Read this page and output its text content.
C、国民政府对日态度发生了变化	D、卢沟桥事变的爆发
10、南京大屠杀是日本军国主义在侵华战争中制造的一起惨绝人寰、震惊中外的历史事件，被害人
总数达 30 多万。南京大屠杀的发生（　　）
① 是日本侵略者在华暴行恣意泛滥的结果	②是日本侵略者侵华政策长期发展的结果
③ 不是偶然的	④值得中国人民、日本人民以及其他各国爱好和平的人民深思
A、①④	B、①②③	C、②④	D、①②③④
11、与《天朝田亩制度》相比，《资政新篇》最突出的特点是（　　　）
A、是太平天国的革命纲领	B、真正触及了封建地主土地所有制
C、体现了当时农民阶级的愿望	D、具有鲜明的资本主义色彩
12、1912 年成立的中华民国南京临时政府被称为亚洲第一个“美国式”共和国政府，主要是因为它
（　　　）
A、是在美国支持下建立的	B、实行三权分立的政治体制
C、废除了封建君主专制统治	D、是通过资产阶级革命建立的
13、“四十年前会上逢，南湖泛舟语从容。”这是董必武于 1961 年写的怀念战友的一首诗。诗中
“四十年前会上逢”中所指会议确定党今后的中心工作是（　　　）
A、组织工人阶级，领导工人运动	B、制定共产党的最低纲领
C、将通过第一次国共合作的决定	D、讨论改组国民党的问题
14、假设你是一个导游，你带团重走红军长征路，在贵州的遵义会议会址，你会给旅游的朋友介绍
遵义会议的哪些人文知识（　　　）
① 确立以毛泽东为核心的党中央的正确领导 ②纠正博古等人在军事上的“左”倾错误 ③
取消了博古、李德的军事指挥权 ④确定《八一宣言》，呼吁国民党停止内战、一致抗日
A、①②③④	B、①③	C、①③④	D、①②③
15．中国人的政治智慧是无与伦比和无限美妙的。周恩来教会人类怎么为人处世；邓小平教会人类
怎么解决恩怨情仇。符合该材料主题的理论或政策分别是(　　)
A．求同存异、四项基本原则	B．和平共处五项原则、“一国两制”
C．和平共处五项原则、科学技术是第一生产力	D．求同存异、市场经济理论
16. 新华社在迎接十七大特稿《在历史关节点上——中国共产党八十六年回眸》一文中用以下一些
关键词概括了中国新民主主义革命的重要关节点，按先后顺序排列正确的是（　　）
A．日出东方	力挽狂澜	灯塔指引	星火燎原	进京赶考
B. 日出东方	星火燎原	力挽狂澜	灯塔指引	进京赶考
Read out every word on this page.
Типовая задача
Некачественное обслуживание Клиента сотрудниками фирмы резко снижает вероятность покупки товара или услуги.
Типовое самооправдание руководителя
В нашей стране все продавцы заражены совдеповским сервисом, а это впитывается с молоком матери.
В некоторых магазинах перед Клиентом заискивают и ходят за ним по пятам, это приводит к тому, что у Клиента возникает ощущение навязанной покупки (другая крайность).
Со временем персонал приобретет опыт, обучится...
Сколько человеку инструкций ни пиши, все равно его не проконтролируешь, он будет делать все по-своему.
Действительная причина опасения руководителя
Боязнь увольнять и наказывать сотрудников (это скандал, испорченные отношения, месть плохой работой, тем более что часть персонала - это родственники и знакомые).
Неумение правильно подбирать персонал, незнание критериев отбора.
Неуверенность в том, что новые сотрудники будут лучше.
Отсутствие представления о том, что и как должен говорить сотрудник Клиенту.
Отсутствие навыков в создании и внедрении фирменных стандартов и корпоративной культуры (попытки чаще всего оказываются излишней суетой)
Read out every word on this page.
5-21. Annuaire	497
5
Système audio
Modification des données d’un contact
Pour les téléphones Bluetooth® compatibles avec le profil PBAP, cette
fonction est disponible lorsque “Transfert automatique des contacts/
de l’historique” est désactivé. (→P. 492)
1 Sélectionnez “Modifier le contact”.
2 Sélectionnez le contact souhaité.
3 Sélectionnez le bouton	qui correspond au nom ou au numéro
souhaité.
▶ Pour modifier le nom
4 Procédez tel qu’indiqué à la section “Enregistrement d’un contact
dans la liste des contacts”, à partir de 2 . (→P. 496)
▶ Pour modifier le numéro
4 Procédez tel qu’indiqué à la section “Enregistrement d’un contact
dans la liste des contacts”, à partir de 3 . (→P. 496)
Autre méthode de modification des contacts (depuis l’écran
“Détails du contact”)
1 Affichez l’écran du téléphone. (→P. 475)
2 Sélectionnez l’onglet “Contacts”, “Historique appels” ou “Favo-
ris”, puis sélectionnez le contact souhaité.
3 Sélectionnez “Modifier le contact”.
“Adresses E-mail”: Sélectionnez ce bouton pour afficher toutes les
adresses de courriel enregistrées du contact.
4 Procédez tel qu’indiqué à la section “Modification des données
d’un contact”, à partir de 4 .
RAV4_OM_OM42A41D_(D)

◆ ◆ ◆ ◆ ◆ ◆ ◆

→ **Exercise requirements**
Copy every line of the listing that contains the word "souhaité".

→ **Response for this exercise**
2 Sélectionnez le contact souhaité.
souhaité.
ris”, puis sélectionnez le contact souhaité.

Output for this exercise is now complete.